▶ [WRITTEN INSTRUCTION] Every line of the listing must be reproduced as it stands. Leave the images behind.

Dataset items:
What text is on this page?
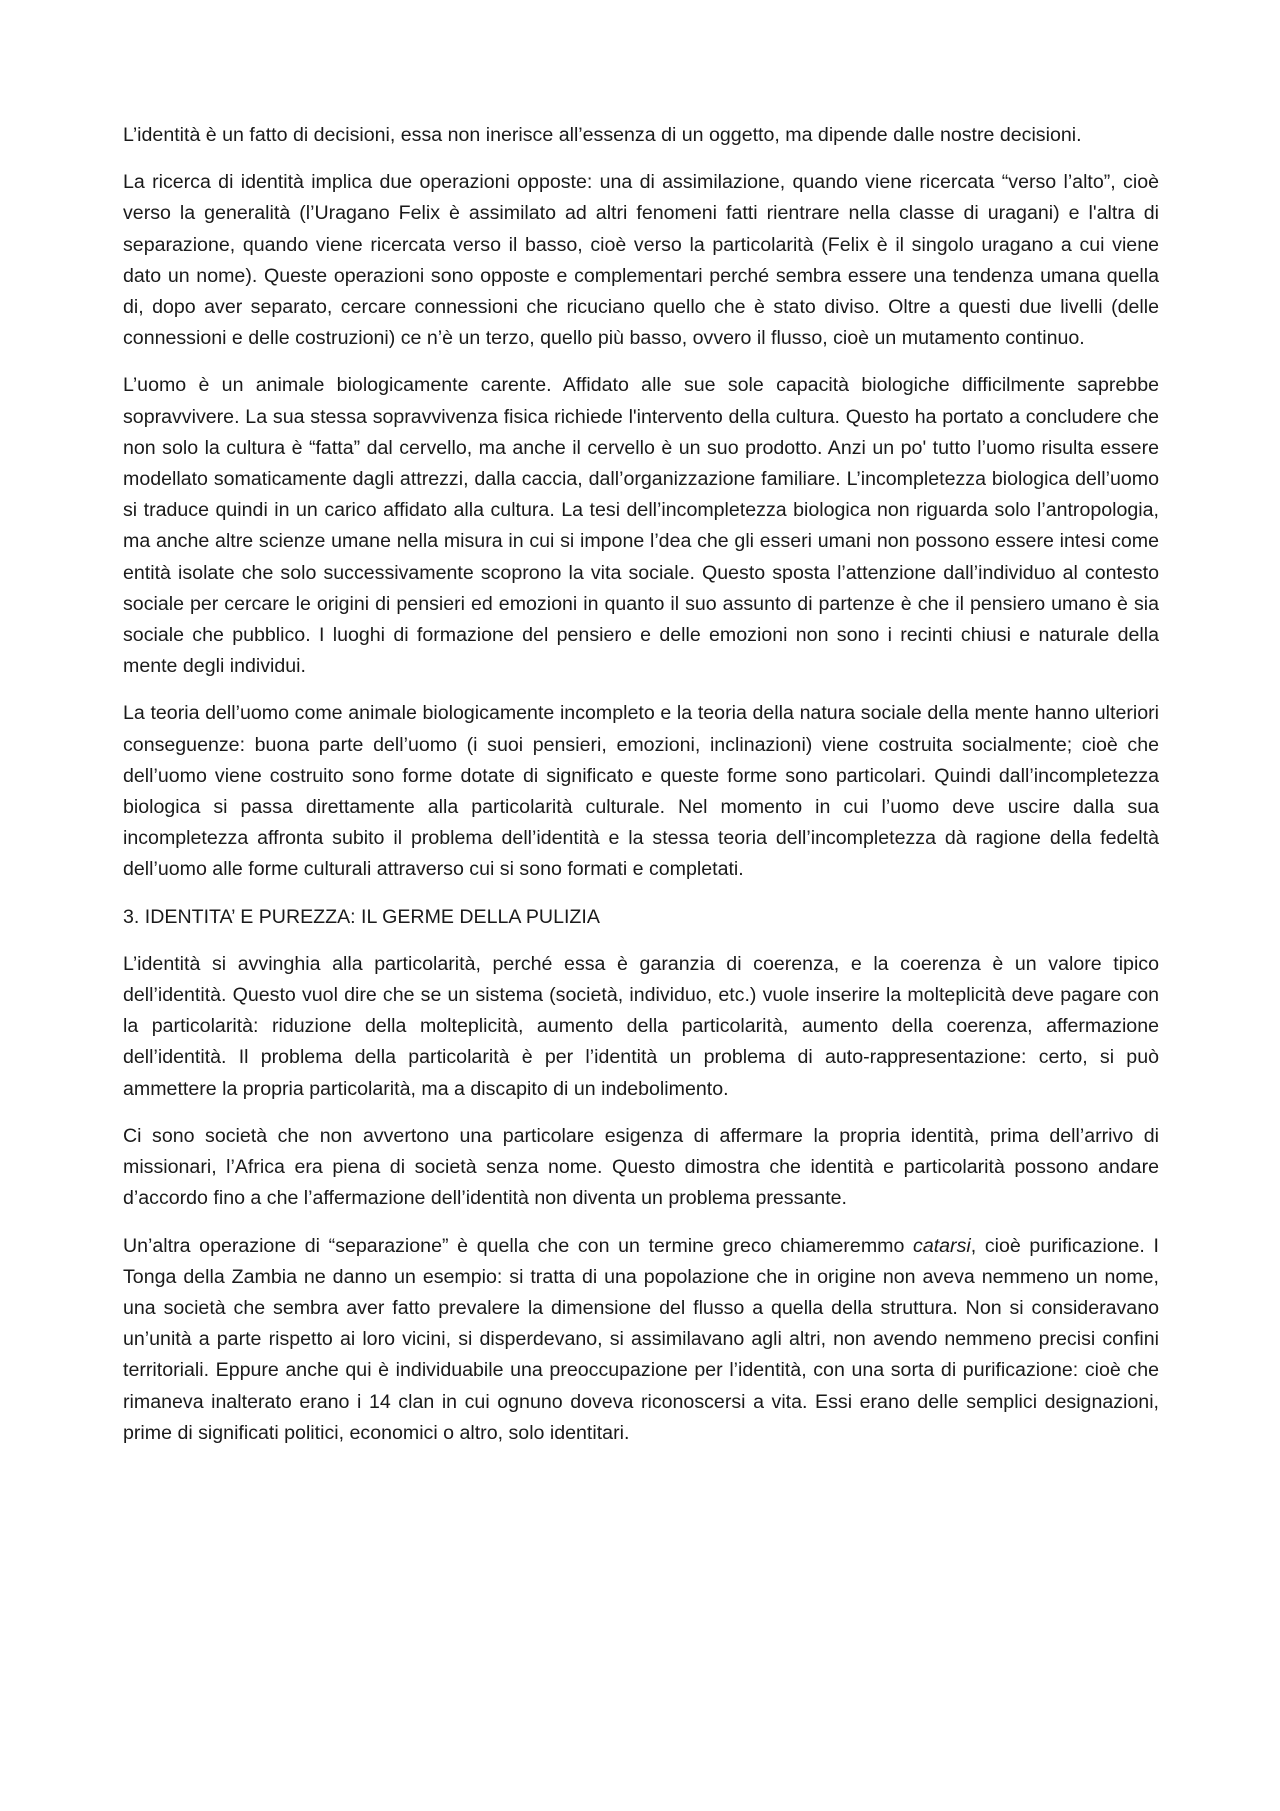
L’identità è un fatto di decisioni, essa non inerisce all’essenza di un oggetto, ma dipende dalle nostre decisioni.

La ricerca di identità implica due operazioni opposte: una di assimilazione, quando viene ricercata “verso l’alto”, cioè verso la generalità (l’Uragano Felix è assimilato ad altri fenomeni fatti rientrare nella classe di uragani) e l'altra di separazione, quando viene ricercata verso il basso, cioè verso la particolarità (Felix è il singolo uragano a cui viene dato un nome). Queste operazioni sono opposte e complementari perché sembra essere una tendenza umana quella di, dopo aver separato, cercare connessioni che ricuciano quello che è stato diviso. Oltre a questi due livelli (delle connessioni e delle costruzioni) ce n’è un terzo, quello più basso, ovvero il flusso, cioè un mutamento continuo.

L’uomo è un animale biologicamente carente. Affidato alle sue sole capacità biologiche difficilmente saprebbe sopravvivere. La sua stessa sopravvivenza fisica richiede l'intervento della cultura. Questo ha portato a concludere che non solo la cultura è “fatta” dal cervello, ma anche il cervello è un suo prodotto. Anzi un po' tutto l’uomo risulta essere modellato somaticamente dagli attrezzi, dalla caccia, dall’organizzazione familiare. L’incompletezza biologica dell’uomo si traduce quindi in un carico affidato alla cultura. La tesi dell’incompletezza biologica non riguarda solo l’antropologia, ma anche altre scienze umane nella misura in cui si impone l’dea che gli esseri umani non possono essere intesi come entità isolate che solo successivamente scoprono la vita sociale. Questo sposta l’attenzione dall’individuo al contesto sociale per cercare le origini di pensieri ed emozioni in quanto il suo assunto di partenze è che il pensiero umano è sia sociale che pubblico. I luoghi di formazione del pensiero e delle emozioni non sono i recinti chiusi e naturale della mente degli individui.

La teoria dell’uomo come animale biologicamente incompleto e la teoria della natura sociale della mente hanno ulteriori conseguenze: buona parte dell’uomo (i suoi pensieri, emozioni, inclinazioni) viene costruita socialmente; cioè che dell’uomo viene costruito sono forme dotate di significato e queste forme sono particolari. Quindi dall’incompletezza biologica si passa direttamente alla particolarità culturale. Nel momento in cui l’uomo deve uscire dalla sua incompletezza affronta subito il problema dell’identità e la stessa teoria dell’incompletezza dà ragione della fedeltà dell’uomo alle forme culturali attraverso cui si sono formati e completati.

3. IDENTITA’ E PUREZZA: IL GERME DELLA PULIZIA

L’identità si avvinghia alla particolarità, perché essa è garanzia di coerenza, e la coerenza è un valore tipico dell’identità. Questo vuol dire che se un sistema (società, individuo, etc.) vuole inserire la molteplicità deve pagare con la particolarità: riduzione della molteplicità, aumento della particolarità, aumento della coerenza, affermazione dell’identità. Il problema della particolarità è per l’identità un problema di auto-rappresentazione: certo, si può ammettere la propria particolarità, ma a discapito di un indebolimento.

Ci sono società che non avvertono una particolare esigenza di affermare la propria identità, prima dell’arrivo di missionari, l’Africa era piena di società senza nome. Questo dimostra che identità e particolarità possono andare d’accordo fino a che l’affermazione dell’identità non diventa un problema pressante.

Un’altra operazione di “separazione” è quella che con un termine greco chiameremmo catarsi, cioè purificazione. I Tonga della Zambia ne danno un esempio: si tratta di una popolazione che in origine non aveva nemmeno un nome, una società che sembra aver fatto prevalere la dimensione del flusso a quella della struttura. Non si consideravano un’unità a parte rispetto ai loro vicini, si disperdevano, si assimilavano agli altri, non avendo nemmeno precisi confini territoriali. Eppure anche qui è individuabile una preoccupazione per l’identità, con una sorta di purificazione: cioè che rimaneva inalterato erano i 14 clan in cui ognuno doveva riconoscersi a vita. Essi erano delle semplici designazioni, prime di significati politici, economici o altro, solo identitari.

▶ [RESPONSE TO THE TASK]
What text is on this page?
L’identità è un fatto di decisioni, essa non inerisce all’essenza di un oggetto, ma dipende dalle nostre decisioni.

La ricerca di identità implica due operazioni opposte: una di assimilazione, quando viene ricercata “verso l’alto”, cioè verso la generalità (l’Uragano Felix è assimilato ad altri fenomeni fatti rientrare nella classe di uragani) e l'altra di separazione, quando viene ricercata verso il basso, cioè verso la particolarità (Felix è il singolo uragano a cui viene dato un nome). Queste operazioni sono opposte e complementari perché sembra essere una tendenza umana quella di, dopo aver separato, cercare connessioni che ricuciano quello che è stato diviso. Oltre a questi due livelli (delle connessioni e delle costruzioni) ce n’è un terzo, quello più basso, ovvero il flusso, cioè un mutamento continuo.

L’uomo è un animale biologicamente carente. Affidato alle sue sole capacità biologiche difficilmente saprebbe sopravvivere. La sua stessa sopravvivenza fisica richiede l'intervento della cultura. Questo ha portato a concludere che non solo la cultura è “fatta” dal cervello, ma anche il cervello è un suo prodotto. Anzi un po' tutto l’uomo risulta essere modellato somaticamente dagli attrezzi, dalla caccia, dall’organizzazione familiare. L’incompletezza biologica dell’uomo si traduce quindi in un carico affidato alla cultura. La tesi dell’incompletezza biologica non riguarda solo l’antropologia, ma anche altre scienze umane nella misura in cui si impone l’dea che gli esseri umani non possono essere intesi come entità isolate che solo successivamente scoprono la vita sociale. Questo sposta l’attenzione dall’individuo al contesto sociale per cercare le origini di pensieri ed emozioni in quanto il suo assunto di partenze è che il pensiero umano è sia sociale che pubblico. I luoghi di formazione del pensiero e delle emozioni non sono i recinti chiusi e naturale della mente degli individui.

La teoria dell’uomo come animale biologicamente incompleto e la teoria della natura sociale della mente hanno ulteriori conseguenze: buona parte dell’uomo (i suoi pensieri, emozioni, inclinazioni) viene costruita socialmente; cioè che dell’uomo viene costruito sono forme dotate di significato e queste forme sono particolari. Quindi dall’incompletezza biologica si passa direttamente alla particolarità culturale. Nel momento in cui l’uomo deve uscire dalla sua incompletezza affronta subito il problema dell’identità e la stessa teoria dell’incompletezza dà ragione della fedeltà dell’uomo alle forme culturali attraverso cui si sono formati e completati.

3. IDENTITA’ E PUREZZA: IL GERME DELLA PULIZIA

L’identità si avvinghia alla particolarità, perché essa è garanzia di coerenza, e la coerenza è un valore tipico dell’identità. Questo vuol dire che se un sistema (società, individuo, etc.) vuole inserire la molteplicità deve pagare con la particolarità: riduzione della molteplicità, aumento della particolarità, aumento della coerenza, affermazione dell’identità. Il problema della particolarità è per l’identità un problema di auto-rappresentazione: certo, si può ammettere la propria particolarità, ma a discapito di un indebolimento.

Ci sono società che non avvertono una particolare esigenza di affermare la propria identità, prima dell’arrivo di missionari, l’Africa era piena di società senza nome. Questo dimostra che identità e particolarità possono andare d’accordo fino a che l’affermazione dell’identità non diventa un problema pressante.

Un’altra operazione di “separazione” è quella che con un termine greco chiameremmo catarsi, cioè purificazione. I Tonga della Zambia ne danno un esempio: si tratta di una popolazione che in origine non aveva nemmeno un nome, una società che sembra aver fatto prevalere la dimensione del flusso a quella della struttura. Non si consideravano un’unità a parte rispetto ai loro vicini, si disperdevano, si assimilavano agli altri, non avendo nemmeno precisi confini territoriali. Eppure anche qui è individuabile una preoccupazione per l’identità, con una sorta di purificazione: cioè che rimaneva inalterato erano i 14 clan in cui ognuno doveva riconoscersi a vita. Essi erano delle semplici designazioni, prime di significati politici, economici o altro, solo identitari.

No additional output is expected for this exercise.